> _Aim_
Please copy the lines of the listing below exactly, from the line with "title-bar[interactable]: Credentials Manager" through the line with "223, 560, 243]", including both of those lines.

Annotated region listings
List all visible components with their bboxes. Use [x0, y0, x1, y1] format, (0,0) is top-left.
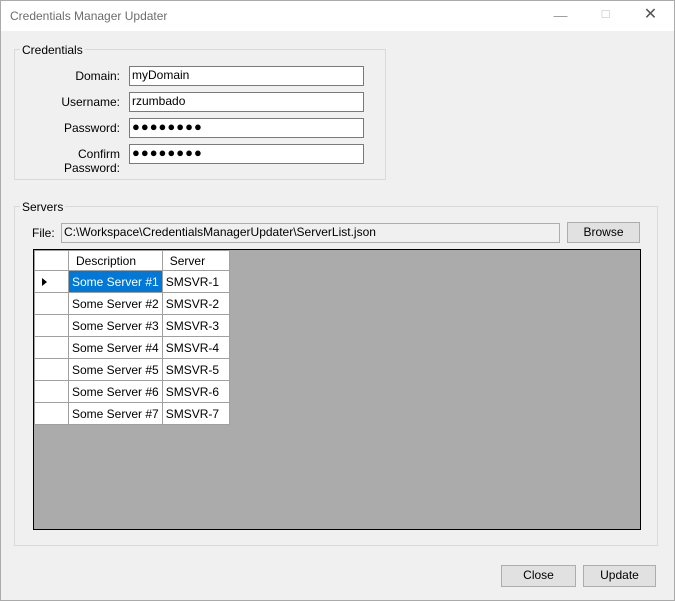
title-bar[interactable]: Credentials Manager Updater — ☐ ✕: [1, 1, 674, 31]
description-cell[interactable]: Some Server #5: [68, 358, 163, 381]
password-field[interactable]: ●●●●●●●●: [129, 118, 364, 138]
confirm-password-field[interactable]: ●●●●●●●●: [129, 144, 364, 164]
row-header[interactable]: [34, 402, 69, 425]
column-header-description[interactable]: Description: [68, 250, 163, 271]
servers-group-label: Servers: [20, 200, 66, 214]
file-path-field[interactable]: C:\Workspace\CredentialsManagerUpdater\S…: [61, 223, 560, 243]
description-cell[interactable]: Some Server #6: [68, 380, 163, 403]
username-field[interactable]: rzumbado: [129, 92, 364, 112]
server-cell[interactable]: SMSVR-4: [161, 336, 230, 359]
password-label: Password:: [63, 121, 120, 135]
domain-field[interactable]: myDomain: [129, 66, 364, 86]
table-row[interactable]: Some Server #5 SMSVR-5: [34, 358, 230, 381]
row-header[interactable]: [34, 380, 69, 403]
main-window: Credentials Manager Updater — ☐ ✕ Creden…: [0, 0, 675, 601]
description-cell[interactable]: Some Server #2: [68, 292, 163, 315]
username-label: Username:: [61, 95, 120, 109]
table-row[interactable]: Some Server #4 SMSVR-4: [34, 336, 230, 359]
row-header[interactable]: [34, 314, 69, 337]
server-cell[interactable]: SMSVR-7: [161, 402, 230, 425]
server-cell[interactable]: SMSVR-2: [161, 292, 230, 315]
description-cell[interactable]: Some Server #3: [68, 314, 163, 337]
description-cell[interactable]: Some Server #7: [68, 402, 163, 425]
credentials-group-label: Credentials: [20, 43, 85, 57]
table-row[interactable]: Some Server #7 SMSVR-7: [34, 402, 230, 425]
close-window-icon[interactable]: ✕: [628, 1, 673, 31]
window-title: Credentials Manager Updater: [10, 9, 168, 23]
row-header[interactable]: [34, 292, 69, 315]
table-row[interactable]: Some Server #6 SMSVR-6: [34, 380, 230, 403]
browse-button[interactable]: Browse: [567, 222, 640, 243]
table-row[interactable]: Some Server #2 SMSVR-2: [34, 292, 230, 315]
maximize-icon: ☐: [600, 9, 611, 21]
confirm-password-label: Confirm Password:: [63, 147, 120, 175]
server-cell[interactable]: SMSVR-5: [161, 358, 230, 381]
description-cell[interactable]: Some Server #4: [68, 336, 163, 359]
close-button[interactable]: Close: [501, 565, 576, 587]
servers-table: Description Server Some Server #1 SMSVR-…: [34, 250, 230, 425]
current-row-arrow-icon: [42, 278, 47, 287]
server-cell[interactable]: SMSVR-1: [161, 270, 230, 293]
table-row[interactable]: Some Server #1 SMSVR-1: [34, 270, 230, 293]
file-label: File:: [32, 226, 55, 240]
column-header-server[interactable]: Server: [161, 250, 230, 271]
row-header-corner[interactable]: [34, 250, 69, 271]
grid-header-row: Description Server: [34, 250, 230, 271]
description-cell[interactable]: Some Server #1: [68, 270, 163, 293]
minimize-icon[interactable]: —: [538, 1, 583, 31]
server-cell[interactable]: SMSVR-6: [161, 380, 230, 403]
row-header[interactable]: [34, 358, 69, 381]
row-header[interactable]: [34, 270, 69, 293]
domain-label: Domain:: [75, 69, 120, 83]
row-header[interactable]: [34, 336, 69, 359]
update-button[interactable]: Update: [583, 565, 656, 587]
table-row[interactable]: Some Server #3 SMSVR-3: [34, 314, 230, 337]
servers-grid[interactable]: Description Server Some Server #1 SMSVR-…: [33, 249, 641, 530]
server-cell[interactable]: SMSVR-3: [161, 314, 230, 337]
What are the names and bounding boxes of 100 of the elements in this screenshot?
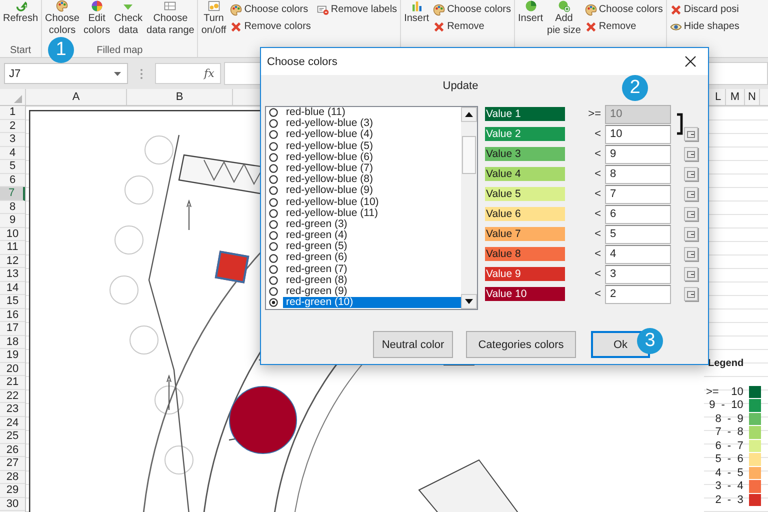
row-header[interactable]: 18 bbox=[0, 336, 25, 349]
row-header[interactable]: 25 bbox=[0, 430, 25, 444]
radio-button[interactable] bbox=[269, 254, 278, 263]
radio-button[interactable] bbox=[269, 119, 278, 128]
insert-function-button[interactable]: fx bbox=[204, 67, 214, 80]
row-header[interactable]: 26 bbox=[0, 444, 25, 457]
color-swatch[interactable]: Value 4 bbox=[485, 167, 565, 181]
row-header[interactable]: 29 bbox=[0, 484, 25, 498]
row-header[interactable]: 20 bbox=[0, 362, 25, 376]
row-header[interactable]: 5 bbox=[0, 160, 25, 174]
ribbon-button[interactable]: Remove bbox=[431, 18, 513, 35]
radio-button[interactable] bbox=[269, 164, 278, 174]
list-item[interactable]: red-yellow-blue (10) bbox=[283, 196, 461, 208]
threshold-input[interactable]: 7 bbox=[605, 184, 671, 204]
ribbon-button[interactable]: Insert bbox=[516, 0, 546, 26]
list-item[interactable]: red-yellow-blue (8) bbox=[283, 174, 461, 186]
radio-button[interactable] bbox=[269, 152, 278, 162]
threshold-input[interactable]: 3 bbox=[605, 264, 671, 284]
scrollbar-thumb[interactable] bbox=[462, 136, 476, 174]
ribbon-button[interactable]: Refresh bbox=[1, 0, 40, 26]
threshold-input[interactable]: 10 bbox=[605, 124, 671, 144]
ribbon-button[interactable]: Remove colors bbox=[228, 18, 313, 35]
row-header[interactable]: 8 bbox=[0, 200, 25, 214]
radio-button[interactable] bbox=[269, 220, 278, 229]
list-item[interactable]: red-green (7) bbox=[283, 264, 461, 275]
list-item[interactable]: red-green (6) bbox=[283, 252, 461, 264]
row-header[interactable]: 16 bbox=[0, 308, 25, 322]
color-swatch[interactable]: Value 10 bbox=[485, 287, 565, 301]
palette-list[interactable] bbox=[265, 106, 478, 310]
list-item[interactable]: red-yellow-blue (11) bbox=[283, 208, 461, 219]
row-header[interactable]: 24 bbox=[0, 416, 25, 430]
radio-button[interactable] bbox=[269, 231, 278, 240]
row-header[interactable]: 28 bbox=[0, 470, 25, 484]
dropdown-caret-icon[interactable] bbox=[114, 72, 121, 76]
list-item[interactable]: red-blue (11) bbox=[283, 107, 461, 118]
list-item[interactable]: red-yellow-blue (9) bbox=[283, 185, 461, 197]
row-header[interactable]: 4 bbox=[0, 146, 25, 160]
ribbon-button[interactable]: Choose colors bbox=[431, 1, 513, 18]
threshold-input[interactable]: 6 bbox=[605, 204, 671, 224]
row-header[interactable]: 22 bbox=[0, 390, 25, 403]
ribbon-button[interactable]: Hide shapes bbox=[668, 18, 742, 35]
range-select-button[interactable] bbox=[684, 167, 698, 181]
range-select-button[interactable] bbox=[684, 227, 698, 241]
color-swatch[interactable]: Value 5 bbox=[485, 187, 565, 201]
threshold-input[interactable]: 5 bbox=[605, 224, 671, 244]
threshold-input[interactable]: 9 bbox=[605, 144, 671, 164]
row-header[interactable]: 2 bbox=[0, 120, 25, 133]
row-header[interactable]: 17 bbox=[0, 322, 25, 336]
radio-button[interactable] bbox=[269, 208, 278, 218]
ribbon-button[interactable]: Choose colors bbox=[582, 1, 665, 18]
row-header[interactable]: 10 bbox=[0, 228, 25, 241]
list-item[interactable]: red-yellow-blue (3) bbox=[283, 118, 461, 130]
close-icon[interactable] bbox=[685, 56, 696, 67]
color-swatch[interactable]: Value 7 bbox=[485, 227, 565, 241]
threshold-input[interactable]: 8 bbox=[605, 164, 671, 184]
column-header[interactable]: L bbox=[711, 89, 726, 105]
row-header[interactable]: 1 bbox=[0, 106, 25, 120]
row-header[interactable]: 19 bbox=[0, 349, 25, 362]
column-header[interactable]: M bbox=[726, 89, 745, 105]
list-item[interactable]: red-yellow-blue (4) bbox=[283, 129, 461, 141]
range-select-button[interactable] bbox=[684, 207, 698, 221]
update-label[interactable]: Update bbox=[442, 80, 478, 97]
column-header[interactable]: B bbox=[127, 89, 233, 105]
grip-icon[interactable] bbox=[140, 68, 143, 80]
range-select-button[interactable] bbox=[684, 287, 698, 301]
radio-button[interactable] bbox=[269, 142, 278, 151]
range-select-button[interactable] bbox=[684, 267, 698, 281]
list-item[interactable]: red-yellow-blue (5) bbox=[283, 140, 461, 152]
color-swatch[interactable]: Value 8 bbox=[485, 247, 565, 261]
list-item[interactable]: red-yellow-blue (7) bbox=[283, 162, 461, 174]
color-swatch[interactable]: Value 3 bbox=[485, 147, 565, 161]
list-item[interactable]: red-green (10) bbox=[283, 297, 461, 308]
list-item[interactable]: red-green (3) bbox=[283, 218, 461, 230]
radio-button[interactable] bbox=[269, 130, 278, 140]
radio-button[interactable] bbox=[269, 242, 278, 252]
color-swatch[interactable]: Value 2 bbox=[485, 127, 565, 141]
row-header[interactable]: 27 bbox=[0, 457, 25, 470]
row-header[interactable]: 23 bbox=[0, 403, 25, 416]
list-item[interactable]: red-green (9) bbox=[283, 286, 461, 298]
list-item[interactable]: red-yellow-blue (6) bbox=[283, 152, 461, 163]
threshold-input[interactable]: 2 bbox=[605, 284, 671, 304]
row-header[interactable]: 14 bbox=[0, 282, 25, 295]
ribbon-button[interactable]: Add pie size bbox=[545, 0, 583, 38]
ribbon-button[interactable]: Check data bbox=[112, 0, 145, 38]
radio-button[interactable] bbox=[269, 264, 278, 274]
list-item[interactable]: red-green (5) bbox=[283, 241, 461, 252]
name-box[interactable]: J7 bbox=[4, 63, 128, 84]
radio-button[interactable] bbox=[269, 198, 278, 207]
radio-button[interactable] bbox=[269, 108, 278, 118]
ribbon-button[interactable]: Choose data range bbox=[144, 0, 196, 38]
ribbon-button[interactable]: Turn on/off bbox=[199, 0, 228, 38]
ribbon-button[interactable]: Choose colors bbox=[228, 1, 313, 18]
row-header[interactable]: 21 bbox=[0, 376, 25, 390]
radio-button[interactable] bbox=[269, 175, 278, 184]
color-swatch[interactable]: Value 6 bbox=[485, 207, 565, 221]
list-item[interactable]: red-green (4) bbox=[283, 230, 461, 242]
row-header[interactable]: 30 bbox=[0, 498, 25, 511]
ribbon-button[interactable]: Choose colors bbox=[43, 0, 82, 38]
row-header[interactable]: 3 bbox=[0, 133, 25, 146]
range-select-button[interactable] bbox=[684, 147, 698, 161]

> _Written solution_
title-bar[interactable]: Credentials Manager Updater — ☐ ✕: [1, 1, 674, 31]
description-cell[interactable]: Some Server #5: [68, 358, 163, 381]
password-field[interactable]: ●●●●●●●●: [129, 118, 364, 138]
confirm-password-field[interactable]: ●●●●●●●●: [129, 144, 364, 164]
row-header[interactable]: [34, 402, 69, 425]
column-header-description[interactable]: Description: [68, 250, 163, 271]
servers-group-label: Servers: [20, 200, 66, 214]
file-path-field[interactable]: C:\Workspace\CredentialsManagerUpdater\S…: [61, 223, 560, 243]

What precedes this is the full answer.